WORK TO DO:
Lines that contain "this" are to be counted; give only their number.

DATASET RECORDS:

"""

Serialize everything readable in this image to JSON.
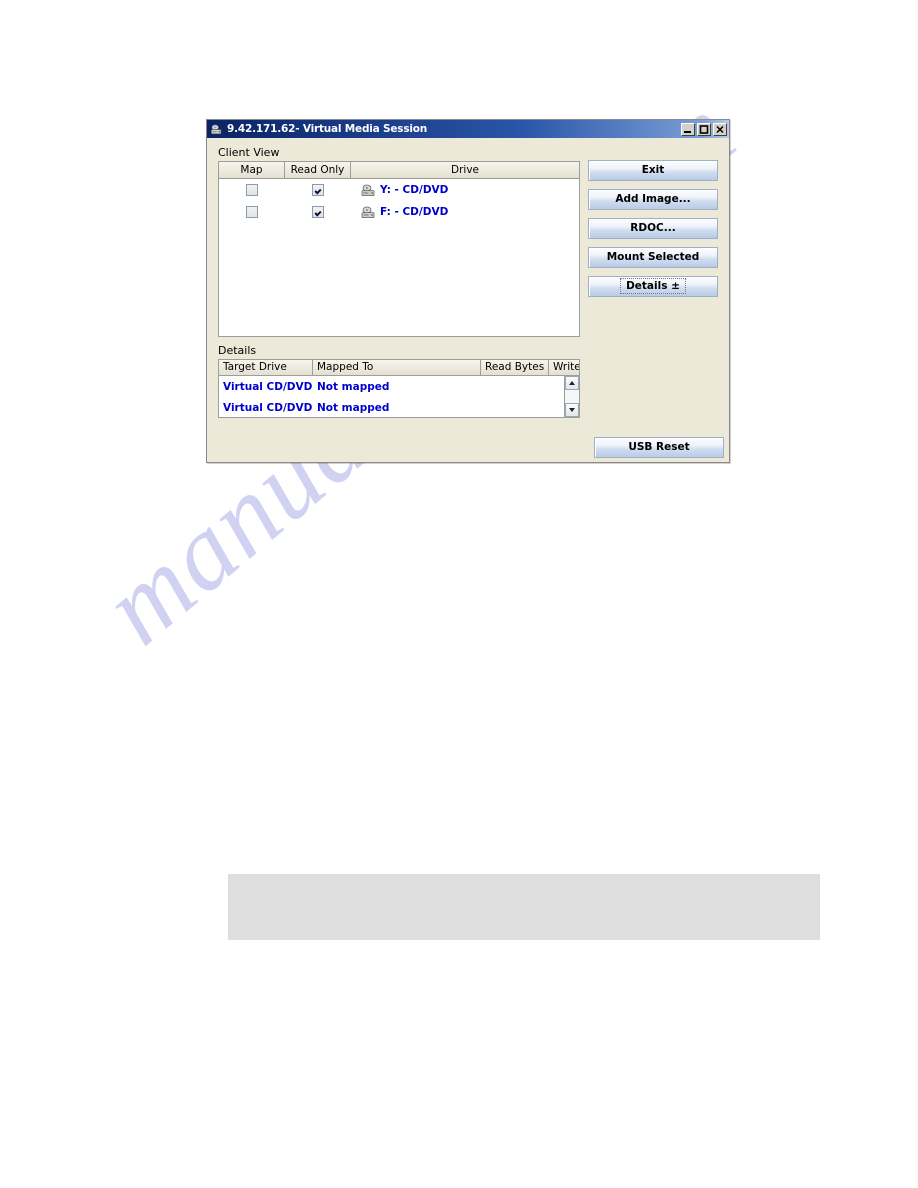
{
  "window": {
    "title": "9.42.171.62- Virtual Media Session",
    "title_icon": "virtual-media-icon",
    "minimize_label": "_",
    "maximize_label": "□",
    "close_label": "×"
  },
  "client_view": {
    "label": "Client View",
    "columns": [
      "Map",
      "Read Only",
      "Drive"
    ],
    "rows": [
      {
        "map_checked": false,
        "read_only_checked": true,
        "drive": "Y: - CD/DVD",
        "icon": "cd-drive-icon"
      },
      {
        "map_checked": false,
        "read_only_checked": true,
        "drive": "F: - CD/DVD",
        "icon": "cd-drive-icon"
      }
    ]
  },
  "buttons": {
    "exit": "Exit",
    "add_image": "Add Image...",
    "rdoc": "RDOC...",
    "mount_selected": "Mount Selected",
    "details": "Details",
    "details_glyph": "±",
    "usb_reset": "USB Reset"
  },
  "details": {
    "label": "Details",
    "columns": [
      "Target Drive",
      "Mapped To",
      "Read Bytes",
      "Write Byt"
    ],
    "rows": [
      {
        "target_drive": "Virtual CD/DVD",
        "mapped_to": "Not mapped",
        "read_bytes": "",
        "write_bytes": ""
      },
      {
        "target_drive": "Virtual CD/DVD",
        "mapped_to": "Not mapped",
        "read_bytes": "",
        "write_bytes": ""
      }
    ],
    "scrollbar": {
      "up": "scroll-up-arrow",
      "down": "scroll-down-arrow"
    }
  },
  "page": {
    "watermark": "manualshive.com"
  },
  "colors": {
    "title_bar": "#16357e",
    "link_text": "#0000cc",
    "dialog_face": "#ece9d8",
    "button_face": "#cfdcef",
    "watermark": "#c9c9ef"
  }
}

"""
"""

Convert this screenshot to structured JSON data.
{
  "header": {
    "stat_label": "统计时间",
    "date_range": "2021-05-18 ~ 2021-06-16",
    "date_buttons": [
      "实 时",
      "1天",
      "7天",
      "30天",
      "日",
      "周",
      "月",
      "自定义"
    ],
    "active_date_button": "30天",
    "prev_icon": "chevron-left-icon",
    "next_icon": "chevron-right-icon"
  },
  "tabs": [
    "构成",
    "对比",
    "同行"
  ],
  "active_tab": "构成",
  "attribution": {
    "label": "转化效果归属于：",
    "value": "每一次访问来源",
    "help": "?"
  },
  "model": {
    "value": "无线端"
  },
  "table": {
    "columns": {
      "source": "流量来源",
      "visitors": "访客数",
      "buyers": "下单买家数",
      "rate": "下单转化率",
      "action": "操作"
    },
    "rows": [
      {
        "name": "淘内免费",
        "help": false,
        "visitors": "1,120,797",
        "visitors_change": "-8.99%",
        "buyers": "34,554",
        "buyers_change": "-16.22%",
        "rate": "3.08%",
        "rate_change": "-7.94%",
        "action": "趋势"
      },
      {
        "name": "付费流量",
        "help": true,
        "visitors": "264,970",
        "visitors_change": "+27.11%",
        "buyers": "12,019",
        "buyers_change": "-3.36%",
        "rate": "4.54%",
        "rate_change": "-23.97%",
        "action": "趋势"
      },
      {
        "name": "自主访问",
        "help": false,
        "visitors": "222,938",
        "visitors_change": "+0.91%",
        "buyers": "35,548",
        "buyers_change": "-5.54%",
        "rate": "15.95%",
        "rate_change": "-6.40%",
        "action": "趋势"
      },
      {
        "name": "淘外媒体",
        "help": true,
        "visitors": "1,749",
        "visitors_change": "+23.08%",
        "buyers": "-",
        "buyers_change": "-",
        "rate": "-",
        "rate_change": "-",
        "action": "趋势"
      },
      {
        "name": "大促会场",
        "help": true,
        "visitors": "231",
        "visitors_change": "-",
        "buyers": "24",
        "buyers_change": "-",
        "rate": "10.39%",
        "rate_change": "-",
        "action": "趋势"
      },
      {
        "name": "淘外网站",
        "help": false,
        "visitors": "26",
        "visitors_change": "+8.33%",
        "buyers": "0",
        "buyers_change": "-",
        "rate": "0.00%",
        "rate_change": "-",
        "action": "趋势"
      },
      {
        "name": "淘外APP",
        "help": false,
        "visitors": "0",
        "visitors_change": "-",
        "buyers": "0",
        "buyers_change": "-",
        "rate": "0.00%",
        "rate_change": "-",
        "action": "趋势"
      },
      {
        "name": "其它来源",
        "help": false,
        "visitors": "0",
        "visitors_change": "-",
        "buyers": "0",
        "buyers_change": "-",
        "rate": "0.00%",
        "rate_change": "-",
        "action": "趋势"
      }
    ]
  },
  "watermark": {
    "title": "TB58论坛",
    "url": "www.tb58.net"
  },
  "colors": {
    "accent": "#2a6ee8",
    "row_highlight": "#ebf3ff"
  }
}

"""
"""

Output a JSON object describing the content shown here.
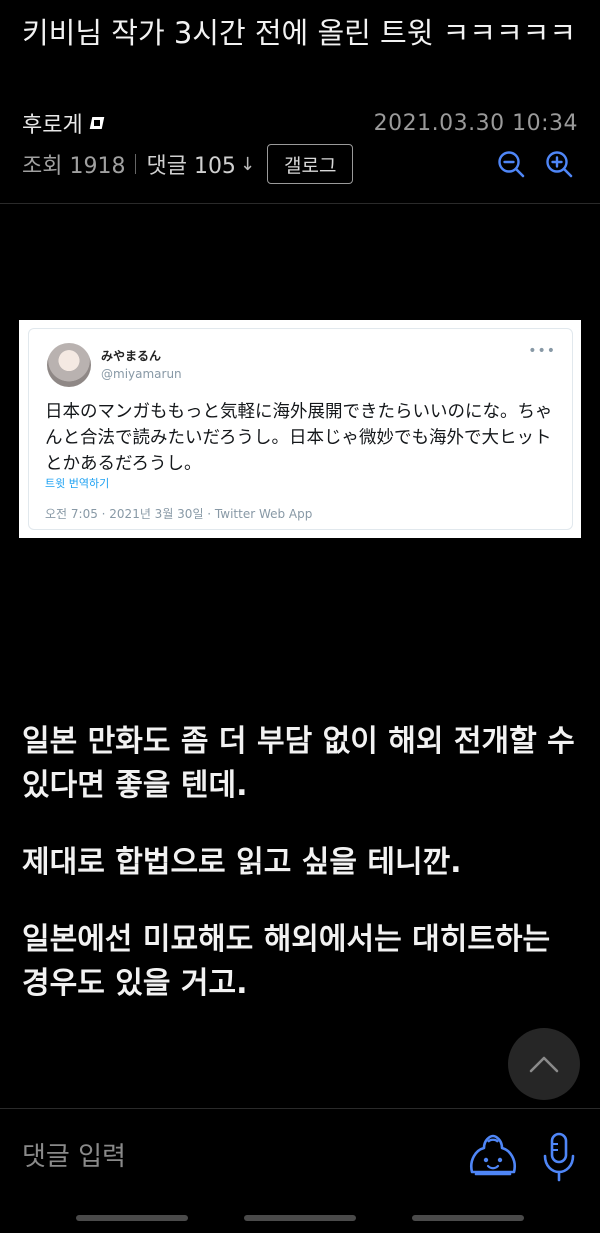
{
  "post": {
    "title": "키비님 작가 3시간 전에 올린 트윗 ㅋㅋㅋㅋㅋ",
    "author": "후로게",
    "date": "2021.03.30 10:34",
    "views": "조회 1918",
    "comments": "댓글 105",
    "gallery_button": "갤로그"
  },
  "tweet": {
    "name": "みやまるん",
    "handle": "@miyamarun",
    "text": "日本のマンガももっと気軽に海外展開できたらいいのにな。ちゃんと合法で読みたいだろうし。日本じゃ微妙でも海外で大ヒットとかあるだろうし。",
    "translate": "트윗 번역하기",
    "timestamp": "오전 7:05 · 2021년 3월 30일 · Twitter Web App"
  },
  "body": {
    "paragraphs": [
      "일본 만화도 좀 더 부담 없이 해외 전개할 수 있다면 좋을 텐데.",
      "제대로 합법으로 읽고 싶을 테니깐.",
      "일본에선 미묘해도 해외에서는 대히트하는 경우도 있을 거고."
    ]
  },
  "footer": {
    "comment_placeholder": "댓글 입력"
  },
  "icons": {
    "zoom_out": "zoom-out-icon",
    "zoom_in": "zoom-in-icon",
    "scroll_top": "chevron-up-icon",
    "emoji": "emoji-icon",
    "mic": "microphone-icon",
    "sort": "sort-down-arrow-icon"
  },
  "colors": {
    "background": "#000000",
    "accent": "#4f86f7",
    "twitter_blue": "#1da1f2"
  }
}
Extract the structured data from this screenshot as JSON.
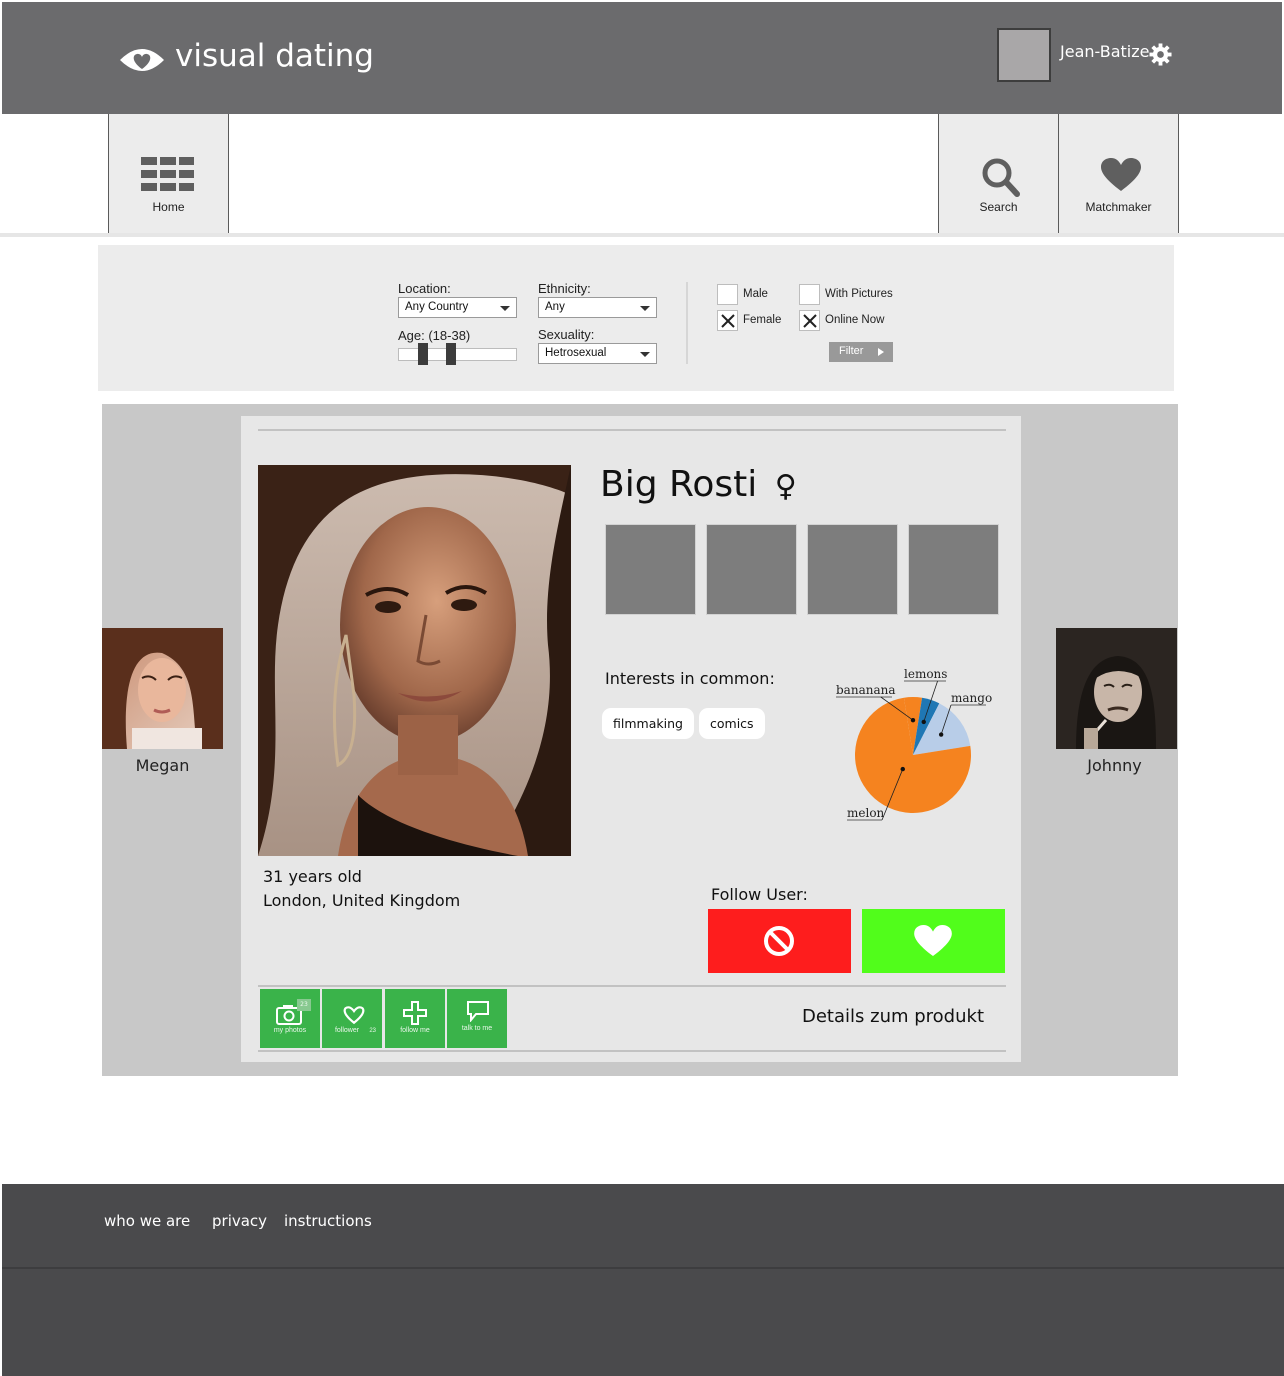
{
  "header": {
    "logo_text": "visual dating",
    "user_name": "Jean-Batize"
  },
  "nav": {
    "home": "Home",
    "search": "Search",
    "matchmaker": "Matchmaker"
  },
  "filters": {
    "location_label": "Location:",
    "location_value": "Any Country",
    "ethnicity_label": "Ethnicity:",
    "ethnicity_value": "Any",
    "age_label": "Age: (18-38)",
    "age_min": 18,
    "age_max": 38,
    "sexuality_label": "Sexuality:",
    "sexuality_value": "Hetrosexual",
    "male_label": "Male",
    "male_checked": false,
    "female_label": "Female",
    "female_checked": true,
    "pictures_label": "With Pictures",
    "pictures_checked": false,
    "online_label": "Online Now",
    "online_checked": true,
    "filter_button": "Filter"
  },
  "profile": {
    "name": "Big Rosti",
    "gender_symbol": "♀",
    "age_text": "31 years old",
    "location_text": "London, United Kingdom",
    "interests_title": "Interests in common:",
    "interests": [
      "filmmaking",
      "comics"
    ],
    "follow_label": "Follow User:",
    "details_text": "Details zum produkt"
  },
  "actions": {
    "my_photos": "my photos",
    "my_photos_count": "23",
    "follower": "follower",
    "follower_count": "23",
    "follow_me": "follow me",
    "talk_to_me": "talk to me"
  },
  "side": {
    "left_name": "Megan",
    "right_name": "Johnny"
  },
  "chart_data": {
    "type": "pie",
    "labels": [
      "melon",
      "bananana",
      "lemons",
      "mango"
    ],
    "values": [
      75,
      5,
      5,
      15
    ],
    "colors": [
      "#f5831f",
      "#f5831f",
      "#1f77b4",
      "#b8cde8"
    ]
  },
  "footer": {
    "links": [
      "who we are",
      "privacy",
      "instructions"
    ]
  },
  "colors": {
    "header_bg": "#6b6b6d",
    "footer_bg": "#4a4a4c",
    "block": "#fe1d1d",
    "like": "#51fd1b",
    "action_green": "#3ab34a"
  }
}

"""

THE ANSWER:
3